Entries from a visual dataset:
>> begin
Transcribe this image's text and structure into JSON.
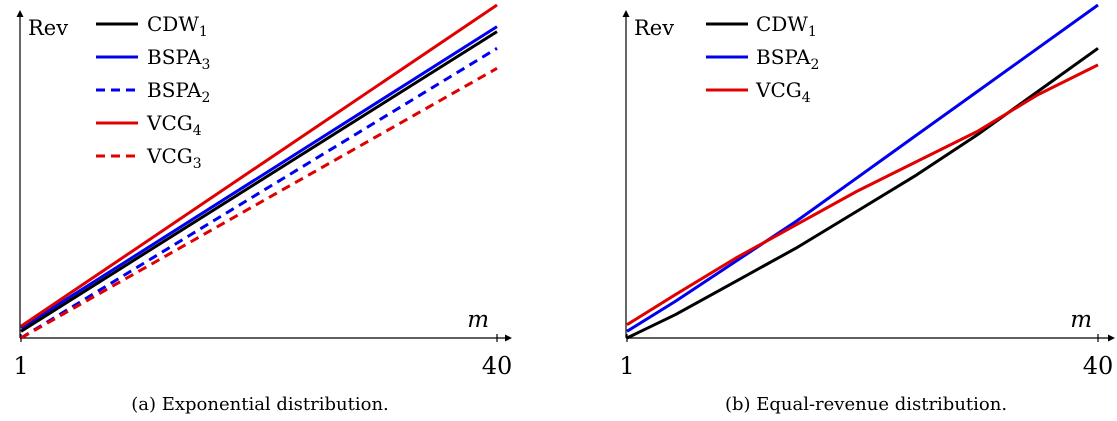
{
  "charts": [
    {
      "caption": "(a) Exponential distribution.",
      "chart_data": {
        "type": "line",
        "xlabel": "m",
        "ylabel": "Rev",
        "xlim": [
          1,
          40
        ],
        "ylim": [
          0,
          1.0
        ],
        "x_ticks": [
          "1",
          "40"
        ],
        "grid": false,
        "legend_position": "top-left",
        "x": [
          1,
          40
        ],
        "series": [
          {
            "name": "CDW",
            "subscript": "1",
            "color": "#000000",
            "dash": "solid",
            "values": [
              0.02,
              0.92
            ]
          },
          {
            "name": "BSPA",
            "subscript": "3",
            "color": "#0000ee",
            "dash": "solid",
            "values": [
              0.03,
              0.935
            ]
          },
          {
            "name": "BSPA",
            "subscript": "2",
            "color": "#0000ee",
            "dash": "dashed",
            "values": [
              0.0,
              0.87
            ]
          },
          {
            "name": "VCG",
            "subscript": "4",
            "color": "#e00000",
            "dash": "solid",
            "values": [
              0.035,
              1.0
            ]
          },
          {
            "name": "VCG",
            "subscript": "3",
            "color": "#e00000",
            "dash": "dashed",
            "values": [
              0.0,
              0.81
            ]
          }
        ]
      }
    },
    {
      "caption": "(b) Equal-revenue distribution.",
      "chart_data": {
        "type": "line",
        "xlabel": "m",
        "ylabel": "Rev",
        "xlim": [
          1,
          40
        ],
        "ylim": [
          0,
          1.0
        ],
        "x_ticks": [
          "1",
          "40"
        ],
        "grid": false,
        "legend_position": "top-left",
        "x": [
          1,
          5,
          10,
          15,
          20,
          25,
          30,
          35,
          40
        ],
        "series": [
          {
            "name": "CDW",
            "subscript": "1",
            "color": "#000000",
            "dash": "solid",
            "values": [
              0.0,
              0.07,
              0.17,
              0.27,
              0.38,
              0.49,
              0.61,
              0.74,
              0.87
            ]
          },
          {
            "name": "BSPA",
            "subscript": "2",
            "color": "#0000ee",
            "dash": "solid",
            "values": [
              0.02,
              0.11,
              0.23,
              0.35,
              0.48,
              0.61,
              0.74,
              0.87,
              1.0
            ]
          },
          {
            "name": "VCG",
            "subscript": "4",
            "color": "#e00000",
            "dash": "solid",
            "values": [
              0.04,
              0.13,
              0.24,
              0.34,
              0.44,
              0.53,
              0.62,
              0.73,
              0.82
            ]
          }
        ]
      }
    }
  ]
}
>> end
» Task statement
Pick out each line that holds the string "caption".

» Exercise result
      "caption": "(a) Exponential distribution.",
      "caption": "(b) Equal-revenue distribution.",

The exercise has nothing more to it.